Data excerpts start
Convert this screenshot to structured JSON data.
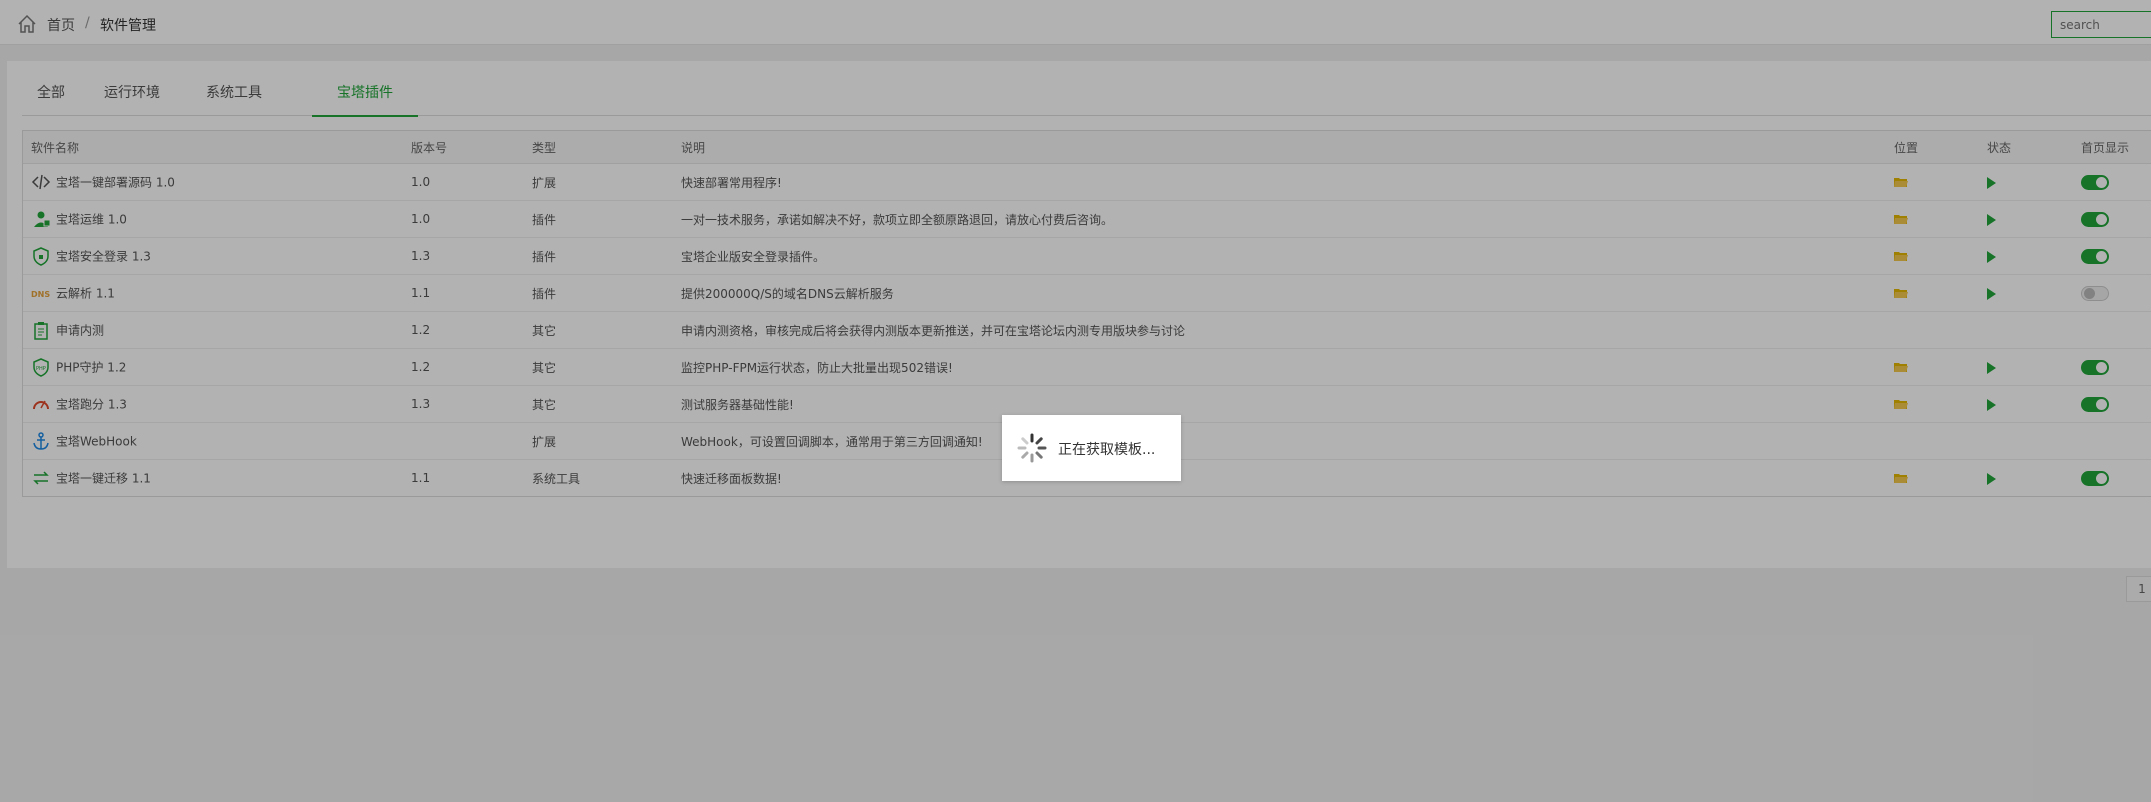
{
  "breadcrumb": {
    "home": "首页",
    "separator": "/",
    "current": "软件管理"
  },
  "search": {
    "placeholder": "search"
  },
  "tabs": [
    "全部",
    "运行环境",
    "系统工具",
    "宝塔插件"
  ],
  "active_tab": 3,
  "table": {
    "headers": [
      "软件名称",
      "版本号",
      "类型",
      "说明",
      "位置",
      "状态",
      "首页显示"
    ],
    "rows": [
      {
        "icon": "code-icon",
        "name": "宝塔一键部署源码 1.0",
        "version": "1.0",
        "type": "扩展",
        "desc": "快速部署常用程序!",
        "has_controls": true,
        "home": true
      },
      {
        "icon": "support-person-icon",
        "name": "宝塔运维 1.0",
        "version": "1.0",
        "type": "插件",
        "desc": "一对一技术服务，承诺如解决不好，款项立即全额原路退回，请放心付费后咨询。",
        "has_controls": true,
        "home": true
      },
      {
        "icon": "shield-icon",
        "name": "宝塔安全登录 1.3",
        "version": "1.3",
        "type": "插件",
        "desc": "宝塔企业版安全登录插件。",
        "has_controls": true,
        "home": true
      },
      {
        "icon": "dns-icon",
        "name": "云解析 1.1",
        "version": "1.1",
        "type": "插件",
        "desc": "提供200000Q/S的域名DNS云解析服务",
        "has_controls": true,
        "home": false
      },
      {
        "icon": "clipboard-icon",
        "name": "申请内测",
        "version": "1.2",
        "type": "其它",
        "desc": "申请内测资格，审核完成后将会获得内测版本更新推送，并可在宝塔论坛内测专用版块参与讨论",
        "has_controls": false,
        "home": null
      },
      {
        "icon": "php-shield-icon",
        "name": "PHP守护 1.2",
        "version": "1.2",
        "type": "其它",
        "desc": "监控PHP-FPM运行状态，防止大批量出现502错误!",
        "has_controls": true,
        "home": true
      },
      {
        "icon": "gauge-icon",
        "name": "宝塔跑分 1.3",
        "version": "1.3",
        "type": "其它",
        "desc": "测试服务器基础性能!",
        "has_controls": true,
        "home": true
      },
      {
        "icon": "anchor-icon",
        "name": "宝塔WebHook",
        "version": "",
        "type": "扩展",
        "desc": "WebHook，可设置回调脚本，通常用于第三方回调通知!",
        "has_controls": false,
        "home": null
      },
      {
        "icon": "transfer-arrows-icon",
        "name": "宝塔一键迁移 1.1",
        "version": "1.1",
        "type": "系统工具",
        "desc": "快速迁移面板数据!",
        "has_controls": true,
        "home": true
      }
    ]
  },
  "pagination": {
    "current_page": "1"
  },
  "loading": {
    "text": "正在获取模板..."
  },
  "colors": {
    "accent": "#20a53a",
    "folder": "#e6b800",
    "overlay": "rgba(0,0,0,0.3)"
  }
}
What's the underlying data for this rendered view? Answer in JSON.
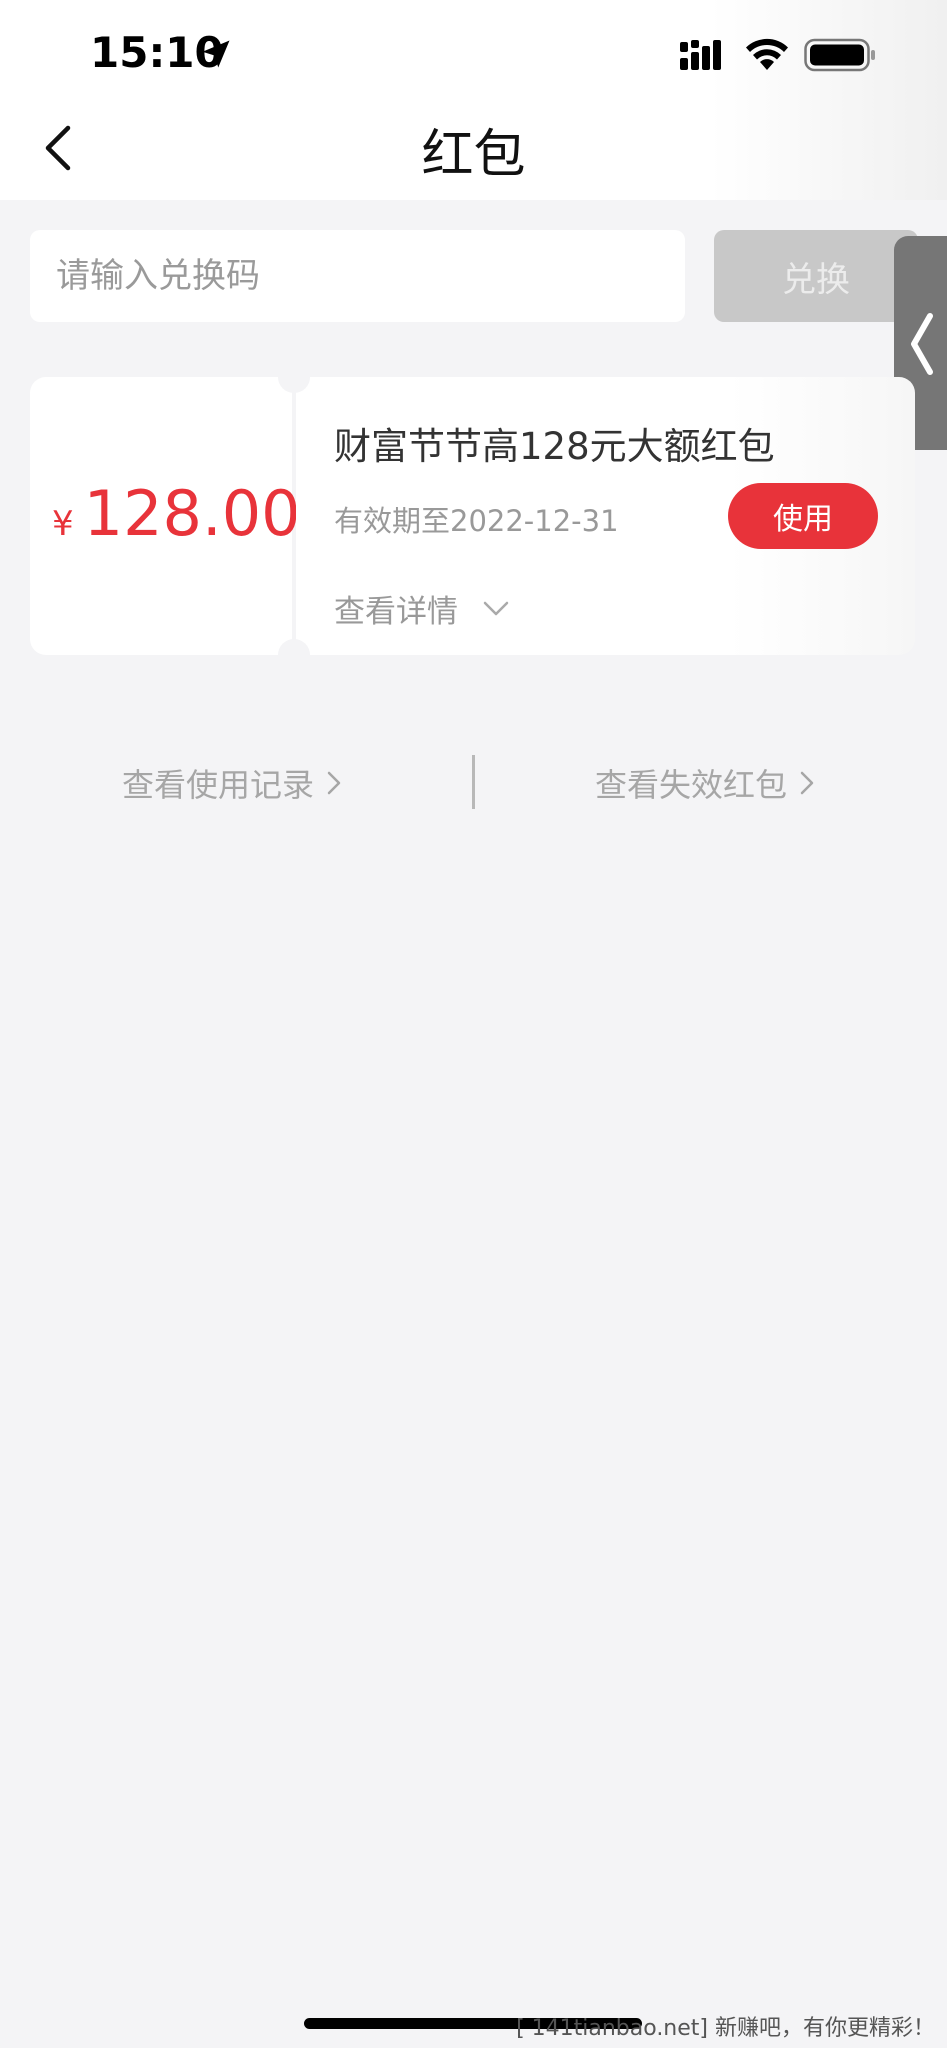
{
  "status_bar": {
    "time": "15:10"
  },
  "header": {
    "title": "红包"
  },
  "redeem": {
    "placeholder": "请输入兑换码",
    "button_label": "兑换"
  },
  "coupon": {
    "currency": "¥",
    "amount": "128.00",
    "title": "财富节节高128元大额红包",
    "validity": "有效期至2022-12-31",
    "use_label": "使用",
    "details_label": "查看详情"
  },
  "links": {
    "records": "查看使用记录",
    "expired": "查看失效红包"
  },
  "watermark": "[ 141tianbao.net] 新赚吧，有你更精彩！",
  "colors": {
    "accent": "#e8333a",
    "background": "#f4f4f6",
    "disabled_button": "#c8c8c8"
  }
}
Data excerpts end
■ Your instructions
Can the entries above be repeated exactly, without their pictures?

■ Response below
Convert this screenshot to structured JSON data.
{
  "breadcrumb": {
    "home": "首页",
    "separator": "/",
    "current": "软件管理"
  },
  "search": {
    "placeholder": "search"
  },
  "tabs": [
    "全部",
    "运行环境",
    "系统工具",
    "宝塔插件"
  ],
  "active_tab": 3,
  "table": {
    "headers": [
      "软件名称",
      "版本号",
      "类型",
      "说明",
      "位置",
      "状态",
      "首页显示"
    ],
    "rows": [
      {
        "icon": "code-icon",
        "name": "宝塔一键部署源码 1.0",
        "version": "1.0",
        "type": "扩展",
        "desc": "快速部署常用程序!",
        "has_controls": true,
        "home": true
      },
      {
        "icon": "support-person-icon",
        "name": "宝塔运维 1.0",
        "version": "1.0",
        "type": "插件",
        "desc": "一对一技术服务，承诺如解决不好，款项立即全额原路退回，请放心付费后咨询。",
        "has_controls": true,
        "home": true
      },
      {
        "icon": "shield-icon",
        "name": "宝塔安全登录 1.3",
        "version": "1.3",
        "type": "插件",
        "desc": "宝塔企业版安全登录插件。",
        "has_controls": true,
        "home": true
      },
      {
        "icon": "dns-icon",
        "name": "云解析 1.1",
        "version": "1.1",
        "type": "插件",
        "desc": "提供200000Q/S的域名DNS云解析服务",
        "has_controls": true,
        "home": false
      },
      {
        "icon": "clipboard-icon",
        "name": "申请内测",
        "version": "1.2",
        "type": "其它",
        "desc": "申请内测资格，审核完成后将会获得内测版本更新推送，并可在宝塔论坛内测专用版块参与讨论",
        "has_controls": false,
        "home": null
      },
      {
        "icon": "php-shield-icon",
        "name": "PHP守护 1.2",
        "version": "1.2",
        "type": "其它",
        "desc": "监控PHP-FPM运行状态，防止大批量出现502错误!",
        "has_controls": true,
        "home": true
      },
      {
        "icon": "gauge-icon",
        "name": "宝塔跑分 1.3",
        "version": "1.3",
        "type": "其它",
        "desc": "测试服务器基础性能!",
        "has_controls": true,
        "home": true
      },
      {
        "icon": "anchor-icon",
        "name": "宝塔WebHook",
        "version": "",
        "type": "扩展",
        "desc": "WebHook，可设置回调脚本，通常用于第三方回调通知!",
        "has_controls": false,
        "home": null
      },
      {
        "icon": "transfer-arrows-icon",
        "name": "宝塔一键迁移 1.1",
        "version": "1.1",
        "type": "系统工具",
        "desc": "快速迁移面板数据!",
        "has_controls": true,
        "home": true
      }
    ]
  },
  "pagination": {
    "current_page": "1"
  },
  "loading": {
    "text": "正在获取模板..."
  },
  "colors": {
    "accent": "#20a53a",
    "folder": "#e6b800",
    "overlay": "rgba(0,0,0,0.3)"
  }
}
What's the underlying data for this rendered view? Answer in JSON.
{
  "status_bar": {
    "time": "15:10"
  },
  "header": {
    "title": "红包"
  },
  "redeem": {
    "placeholder": "请输入兑换码",
    "button_label": "兑换"
  },
  "coupon": {
    "currency": "¥",
    "amount": "128.00",
    "title": "财富节节高128元大额红包",
    "validity": "有效期至2022-12-31",
    "use_label": "使用",
    "details_label": "查看详情"
  },
  "links": {
    "records": "查看使用记录",
    "expired": "查看失效红包"
  },
  "watermark": "[ 141tianbao.net] 新赚吧，有你更精彩！",
  "colors": {
    "accent": "#e8333a",
    "background": "#f4f4f6",
    "disabled_button": "#c8c8c8"
  }
}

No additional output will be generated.